:: Information supplied ::
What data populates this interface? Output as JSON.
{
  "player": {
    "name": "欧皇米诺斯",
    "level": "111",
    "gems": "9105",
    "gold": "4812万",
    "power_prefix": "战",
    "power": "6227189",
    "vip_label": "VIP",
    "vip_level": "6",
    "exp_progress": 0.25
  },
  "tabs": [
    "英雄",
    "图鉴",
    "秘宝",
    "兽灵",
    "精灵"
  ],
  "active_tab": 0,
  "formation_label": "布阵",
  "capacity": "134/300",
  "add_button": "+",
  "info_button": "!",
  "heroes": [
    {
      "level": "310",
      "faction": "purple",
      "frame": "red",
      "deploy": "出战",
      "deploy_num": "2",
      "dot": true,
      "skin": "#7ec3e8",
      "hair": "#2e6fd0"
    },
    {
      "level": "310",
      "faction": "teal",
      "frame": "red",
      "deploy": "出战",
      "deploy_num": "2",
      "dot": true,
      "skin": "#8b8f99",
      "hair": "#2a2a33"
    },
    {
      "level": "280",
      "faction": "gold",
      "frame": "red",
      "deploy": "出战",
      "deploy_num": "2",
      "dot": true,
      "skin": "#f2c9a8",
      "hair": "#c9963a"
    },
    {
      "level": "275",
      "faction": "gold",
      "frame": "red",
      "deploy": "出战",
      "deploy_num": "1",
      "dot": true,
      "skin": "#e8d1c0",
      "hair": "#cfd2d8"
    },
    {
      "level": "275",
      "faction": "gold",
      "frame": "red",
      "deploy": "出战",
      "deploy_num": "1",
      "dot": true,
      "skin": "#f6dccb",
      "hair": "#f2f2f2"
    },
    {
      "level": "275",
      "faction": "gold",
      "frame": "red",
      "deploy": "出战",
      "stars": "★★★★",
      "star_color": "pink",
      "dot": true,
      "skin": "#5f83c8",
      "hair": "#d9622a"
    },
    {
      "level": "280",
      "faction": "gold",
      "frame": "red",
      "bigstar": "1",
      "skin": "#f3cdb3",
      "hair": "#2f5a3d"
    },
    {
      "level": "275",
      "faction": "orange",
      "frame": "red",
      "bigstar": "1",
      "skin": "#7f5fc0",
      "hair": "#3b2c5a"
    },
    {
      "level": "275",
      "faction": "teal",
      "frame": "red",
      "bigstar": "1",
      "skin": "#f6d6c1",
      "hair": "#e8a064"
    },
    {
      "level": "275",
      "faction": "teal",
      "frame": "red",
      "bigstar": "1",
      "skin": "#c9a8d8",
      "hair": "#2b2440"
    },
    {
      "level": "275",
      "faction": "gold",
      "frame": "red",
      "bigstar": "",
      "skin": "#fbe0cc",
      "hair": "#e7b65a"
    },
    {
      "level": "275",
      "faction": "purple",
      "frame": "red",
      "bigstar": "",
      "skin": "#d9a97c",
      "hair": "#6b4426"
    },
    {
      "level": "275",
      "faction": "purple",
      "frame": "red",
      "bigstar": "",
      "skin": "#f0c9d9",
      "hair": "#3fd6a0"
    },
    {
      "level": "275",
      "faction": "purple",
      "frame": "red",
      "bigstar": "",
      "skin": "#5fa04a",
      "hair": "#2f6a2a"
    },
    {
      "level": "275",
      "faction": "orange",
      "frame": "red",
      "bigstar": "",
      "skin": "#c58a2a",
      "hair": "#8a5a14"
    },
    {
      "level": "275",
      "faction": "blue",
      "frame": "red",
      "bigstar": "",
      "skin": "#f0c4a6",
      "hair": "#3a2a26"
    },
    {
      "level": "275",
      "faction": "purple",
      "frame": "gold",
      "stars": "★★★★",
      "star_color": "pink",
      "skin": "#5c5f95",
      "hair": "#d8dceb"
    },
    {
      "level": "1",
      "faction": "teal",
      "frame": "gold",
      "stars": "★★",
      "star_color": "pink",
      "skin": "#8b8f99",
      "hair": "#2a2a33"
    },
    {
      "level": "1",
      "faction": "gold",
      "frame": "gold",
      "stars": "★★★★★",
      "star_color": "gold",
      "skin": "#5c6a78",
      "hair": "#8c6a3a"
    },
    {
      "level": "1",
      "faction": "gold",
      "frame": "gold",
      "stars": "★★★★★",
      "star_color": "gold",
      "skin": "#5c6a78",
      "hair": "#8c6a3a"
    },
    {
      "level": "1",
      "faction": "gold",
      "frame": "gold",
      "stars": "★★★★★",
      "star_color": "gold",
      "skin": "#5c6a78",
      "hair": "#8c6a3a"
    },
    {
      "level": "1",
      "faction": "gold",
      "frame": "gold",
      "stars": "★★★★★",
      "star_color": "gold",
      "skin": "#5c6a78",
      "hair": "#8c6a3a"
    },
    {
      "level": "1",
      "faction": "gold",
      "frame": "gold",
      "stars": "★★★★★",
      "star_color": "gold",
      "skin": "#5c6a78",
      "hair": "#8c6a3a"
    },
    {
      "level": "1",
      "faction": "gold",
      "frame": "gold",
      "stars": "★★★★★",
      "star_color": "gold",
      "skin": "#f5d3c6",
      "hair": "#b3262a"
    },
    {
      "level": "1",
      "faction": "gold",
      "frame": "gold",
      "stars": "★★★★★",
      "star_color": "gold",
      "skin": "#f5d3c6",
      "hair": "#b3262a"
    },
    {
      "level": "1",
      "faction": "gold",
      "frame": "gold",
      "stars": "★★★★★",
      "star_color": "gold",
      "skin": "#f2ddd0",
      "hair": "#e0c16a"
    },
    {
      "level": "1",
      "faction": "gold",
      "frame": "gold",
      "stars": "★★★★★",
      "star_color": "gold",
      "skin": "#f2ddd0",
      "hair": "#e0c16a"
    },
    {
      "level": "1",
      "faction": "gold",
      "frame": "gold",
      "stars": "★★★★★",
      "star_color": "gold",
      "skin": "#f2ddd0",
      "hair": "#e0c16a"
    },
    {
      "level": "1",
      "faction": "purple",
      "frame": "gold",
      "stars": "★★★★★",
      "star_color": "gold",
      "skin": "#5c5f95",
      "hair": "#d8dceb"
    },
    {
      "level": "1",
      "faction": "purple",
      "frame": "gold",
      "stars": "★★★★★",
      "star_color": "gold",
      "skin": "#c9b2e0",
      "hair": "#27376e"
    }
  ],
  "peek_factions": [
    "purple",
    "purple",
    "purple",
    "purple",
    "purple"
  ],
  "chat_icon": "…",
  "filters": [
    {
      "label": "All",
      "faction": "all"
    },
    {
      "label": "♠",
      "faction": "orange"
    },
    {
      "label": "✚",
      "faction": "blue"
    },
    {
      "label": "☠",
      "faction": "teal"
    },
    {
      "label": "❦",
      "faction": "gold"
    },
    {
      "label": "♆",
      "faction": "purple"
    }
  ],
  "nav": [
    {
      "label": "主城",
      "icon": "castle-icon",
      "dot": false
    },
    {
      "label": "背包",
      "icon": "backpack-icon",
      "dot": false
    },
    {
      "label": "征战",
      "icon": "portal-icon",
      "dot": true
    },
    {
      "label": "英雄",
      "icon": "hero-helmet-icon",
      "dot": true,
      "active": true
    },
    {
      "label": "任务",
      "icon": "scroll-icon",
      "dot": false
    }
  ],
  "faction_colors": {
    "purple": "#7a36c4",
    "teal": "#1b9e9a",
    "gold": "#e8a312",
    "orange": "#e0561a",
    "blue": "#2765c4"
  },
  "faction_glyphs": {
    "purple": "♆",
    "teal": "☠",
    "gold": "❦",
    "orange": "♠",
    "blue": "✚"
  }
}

:: Instructions for the task ::
Copy all the lines, exactly.

:: Finished answer ::
What data populates this interface? Output as JSON.
{
  "player": {
    "name": "欧皇米诺斯",
    "level": "111",
    "gems": "9105",
    "gold": "4812万",
    "power_prefix": "战",
    "power": "6227189",
    "vip_label": "VIP",
    "vip_level": "6",
    "exp_progress": 0.25
  },
  "tabs": [
    "英雄",
    "图鉴",
    "秘宝",
    "兽灵",
    "精灵"
  ],
  "active_tab": 0,
  "formation_label": "布阵",
  "capacity": "134/300",
  "add_button": "+",
  "info_button": "!",
  "heroes": [
    {
      "level": "310",
      "faction": "purple",
      "frame": "red",
      "deploy": "出战",
      "deploy_num": "2",
      "dot": true,
      "skin": "#7ec3e8",
      "hair": "#2e6fd0"
    },
    {
      "level": "310",
      "faction": "teal",
      "frame": "red",
      "deploy": "出战",
      "deploy_num": "2",
      "dot": true,
      "skin": "#8b8f99",
      "hair": "#2a2a33"
    },
    {
      "level": "280",
      "faction": "gold",
      "frame": "red",
      "deploy": "出战",
      "deploy_num": "2",
      "dot": true,
      "skin": "#f2c9a8",
      "hair": "#c9963a"
    },
    {
      "level": "275",
      "faction": "gold",
      "frame": "red",
      "deploy": "出战",
      "deploy_num": "1",
      "dot": true,
      "skin": "#e8d1c0",
      "hair": "#cfd2d8"
    },
    {
      "level": "275",
      "faction": "gold",
      "frame": "red",
      "deploy": "出战",
      "deploy_num": "1",
      "dot": true,
      "skin": "#f6dccb",
      "hair": "#f2f2f2"
    },
    {
      "level": "275",
      "faction": "gold",
      "frame": "red",
      "deploy": "出战",
      "stars": "★★★★",
      "star_color": "pink",
      "dot": true,
      "skin": "#5f83c8",
      "hair": "#d9622a"
    },
    {
      "level": "280",
      "faction": "gold",
      "frame": "red",
      "bigstar": "1",
      "skin": "#f3cdb3",
      "hair": "#2f5a3d"
    },
    {
      "level": "275",
      "faction": "orange",
      "frame": "red",
      "bigstar": "1",
      "skin": "#7f5fc0",
      "hair": "#3b2c5a"
    },
    {
      "level": "275",
      "faction": "teal",
      "frame": "red",
      "bigstar": "1",
      "skin": "#f6d6c1",
      "hair": "#e8a064"
    },
    {
      "level": "275",
      "faction": "teal",
      "frame": "red",
      "bigstar": "1",
      "skin": "#c9a8d8",
      "hair": "#2b2440"
    },
    {
      "level": "275",
      "faction": "gold",
      "frame": "red",
      "bigstar": "",
      "skin": "#fbe0cc",
      "hair": "#e7b65a"
    },
    {
      "level": "275",
      "faction": "purple",
      "frame": "red",
      "bigstar": "",
      "skin": "#d9a97c",
      "hair": "#6b4426"
    },
    {
      "level": "275",
      "faction": "purple",
      "frame": "red",
      "bigstar": "",
      "skin": "#f0c9d9",
      "hair": "#3fd6a0"
    },
    {
      "level": "275",
      "faction": "purple",
      "frame": "red",
      "bigstar": "",
      "skin": "#5fa04a",
      "hair": "#2f6a2a"
    },
    {
      "level": "275",
      "faction": "orange",
      "frame": "red",
      "bigstar": "",
      "skin": "#c58a2a",
      "hair": "#8a5a14"
    },
    {
      "level": "275",
      "faction": "blue",
      "frame": "red",
      "bigstar": "",
      "skin": "#f0c4a6",
      "hair": "#3a2a26"
    },
    {
      "level": "275",
      "faction": "purple",
      "frame": "gold",
      "stars": "★★★★",
      "star_color": "pink",
      "skin": "#5c5f95",
      "hair": "#d8dceb"
    },
    {
      "level": "1",
      "faction": "teal",
      "frame": "gold",
      "stars": "★★",
      "star_color": "pink",
      "skin": "#8b8f99",
      "hair": "#2a2a33"
    },
    {
      "level": "1",
      "faction": "gold",
      "frame": "gold",
      "stars": "★★★★★",
      "star_color": "gold",
      "skin": "#5c6a78",
      "hair": "#8c6a3a"
    },
    {
      "level": "1",
      "faction": "gold",
      "frame": "gold",
      "stars": "★★★★★",
      "star_color": "gold",
      "skin": "#5c6a78",
      "hair": "#8c6a3a"
    },
    {
      "level": "1",
      "faction": "gold",
      "frame": "gold",
      "stars": "★★★★★",
      "star_color": "gold",
      "skin": "#5c6a78",
      "hair": "#8c6a3a"
    },
    {
      "level": "1",
      "faction": "gold",
      "frame": "gold",
      "stars": "★★★★★",
      "star_color": "gold",
      "skin": "#5c6a78",
      "hair": "#8c6a3a"
    },
    {
      "level": "1",
      "faction": "gold",
      "frame": "gold",
      "stars": "★★★★★",
      "star_color": "gold",
      "skin": "#5c6a78",
      "hair": "#8c6a3a"
    },
    {
      "level": "1",
      "faction": "gold",
      "frame": "gold",
      "stars": "★★★★★",
      "star_color": "gold",
      "skin": "#f5d3c6",
      "hair": "#b3262a"
    },
    {
      "level": "1",
      "faction": "gold",
      "frame": "gold",
      "stars": "★★★★★",
      "star_color": "gold",
      "skin": "#f5d3c6",
      "hair": "#b3262a"
    },
    {
      "level": "1",
      "faction": "gold",
      "frame": "gold",
      "stars": "★★★★★",
      "star_color": "gold",
      "skin": "#f2ddd0",
      "hair": "#e0c16a"
    },
    {
      "level": "1",
      "faction": "gold",
      "frame": "gold",
      "stars": "★★★★★",
      "star_color": "gold",
      "skin": "#f2ddd0",
      "hair": "#e0c16a"
    },
    {
      "level": "1",
      "faction": "gold",
      "frame": "gold",
      "stars": "★★★★★",
      "star_color": "gold",
      "skin": "#f2ddd0",
      "hair": "#e0c16a"
    },
    {
      "level": "1",
      "faction": "purple",
      "frame": "gold",
      "stars": "★★★★★",
      "star_color": "gold",
      "skin": "#5c5f95",
      "hair": "#d8dceb"
    },
    {
      "level": "1",
      "faction": "purple",
      "frame": "gold",
      "stars": "★★★★★",
      "star_color": "gold",
      "skin": "#c9b2e0",
      "hair": "#27376e"
    }
  ],
  "peek_factions": [
    "purple",
    "purple",
    "purple",
    "purple",
    "purple"
  ],
  "chat_icon": "…",
  "filters": [
    {
      "label": "All",
      "faction": "all"
    },
    {
      "label": "♠",
      "faction": "orange"
    },
    {
      "label": "✚",
      "faction": "blue"
    },
    {
      "label": "☠",
      "faction": "teal"
    },
    {
      "label": "❦",
      "faction": "gold"
    },
    {
      "label": "♆",
      "faction": "purple"
    }
  ],
  "nav": [
    {
      "label": "主城",
      "icon": "castle-icon",
      "dot": false
    },
    {
      "label": "背包",
      "icon": "backpack-icon",
      "dot": false
    },
    {
      "label": "征战",
      "icon": "portal-icon",
      "dot": true
    },
    {
      "label": "英雄",
      "icon": "hero-helmet-icon",
      "dot": true,
      "active": true
    },
    {
      "label": "任务",
      "icon": "scroll-icon",
      "dot": false
    }
  ],
  "faction_colors": {
    "purple": "#7a36c4",
    "teal": "#1b9e9a",
    "gold": "#e8a312",
    "orange": "#e0561a",
    "blue": "#2765c4"
  },
  "faction_glyphs": {
    "purple": "♆",
    "teal": "☠",
    "gold": "❦",
    "orange": "♠",
    "blue": "✚"
  }
}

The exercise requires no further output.